Extracted information:

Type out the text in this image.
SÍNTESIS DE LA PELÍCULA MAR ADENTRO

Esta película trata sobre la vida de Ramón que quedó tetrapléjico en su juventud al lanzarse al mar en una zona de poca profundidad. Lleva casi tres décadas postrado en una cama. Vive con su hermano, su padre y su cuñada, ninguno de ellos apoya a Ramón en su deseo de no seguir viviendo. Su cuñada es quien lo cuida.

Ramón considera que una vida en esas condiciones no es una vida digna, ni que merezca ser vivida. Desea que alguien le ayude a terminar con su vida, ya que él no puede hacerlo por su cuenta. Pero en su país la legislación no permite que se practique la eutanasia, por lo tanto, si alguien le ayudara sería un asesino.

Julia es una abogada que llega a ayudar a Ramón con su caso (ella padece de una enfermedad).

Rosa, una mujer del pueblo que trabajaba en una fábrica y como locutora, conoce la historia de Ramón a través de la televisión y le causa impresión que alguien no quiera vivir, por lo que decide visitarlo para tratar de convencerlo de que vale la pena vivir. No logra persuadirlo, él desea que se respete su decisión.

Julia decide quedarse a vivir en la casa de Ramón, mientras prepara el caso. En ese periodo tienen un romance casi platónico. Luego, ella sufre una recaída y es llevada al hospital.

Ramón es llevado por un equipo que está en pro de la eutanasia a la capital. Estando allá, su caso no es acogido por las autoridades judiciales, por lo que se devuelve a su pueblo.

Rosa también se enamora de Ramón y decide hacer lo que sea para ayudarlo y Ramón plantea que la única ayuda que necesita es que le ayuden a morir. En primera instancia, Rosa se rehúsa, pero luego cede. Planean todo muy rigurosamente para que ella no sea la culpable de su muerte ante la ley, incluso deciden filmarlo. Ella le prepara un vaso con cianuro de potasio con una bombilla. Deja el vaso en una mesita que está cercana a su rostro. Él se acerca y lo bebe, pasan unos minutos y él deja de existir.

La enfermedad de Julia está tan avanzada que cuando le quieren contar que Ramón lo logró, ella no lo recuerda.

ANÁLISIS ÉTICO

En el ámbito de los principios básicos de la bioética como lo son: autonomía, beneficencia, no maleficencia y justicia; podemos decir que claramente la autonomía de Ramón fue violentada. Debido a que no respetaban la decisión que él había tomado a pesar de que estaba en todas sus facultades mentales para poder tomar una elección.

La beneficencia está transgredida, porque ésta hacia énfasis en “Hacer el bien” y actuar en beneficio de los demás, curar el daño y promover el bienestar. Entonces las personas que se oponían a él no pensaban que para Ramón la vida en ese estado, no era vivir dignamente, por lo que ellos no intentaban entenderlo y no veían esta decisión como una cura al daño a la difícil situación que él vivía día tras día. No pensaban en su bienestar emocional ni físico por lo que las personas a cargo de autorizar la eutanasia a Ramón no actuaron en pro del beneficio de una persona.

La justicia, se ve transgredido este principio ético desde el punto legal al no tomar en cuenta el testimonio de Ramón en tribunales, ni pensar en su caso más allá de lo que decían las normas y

Task to carry out: Filter out all lines lacking the word "enfermedad" and copy the rest.

Written solution:
Julia es una abogada que llega a ayudar a Ramón con su caso (ella padece de una enfermedad).
La enfermedad de Julia está tan avanzada que cuando le quieren contar que Ramón lo logró, ella no lo recuerda.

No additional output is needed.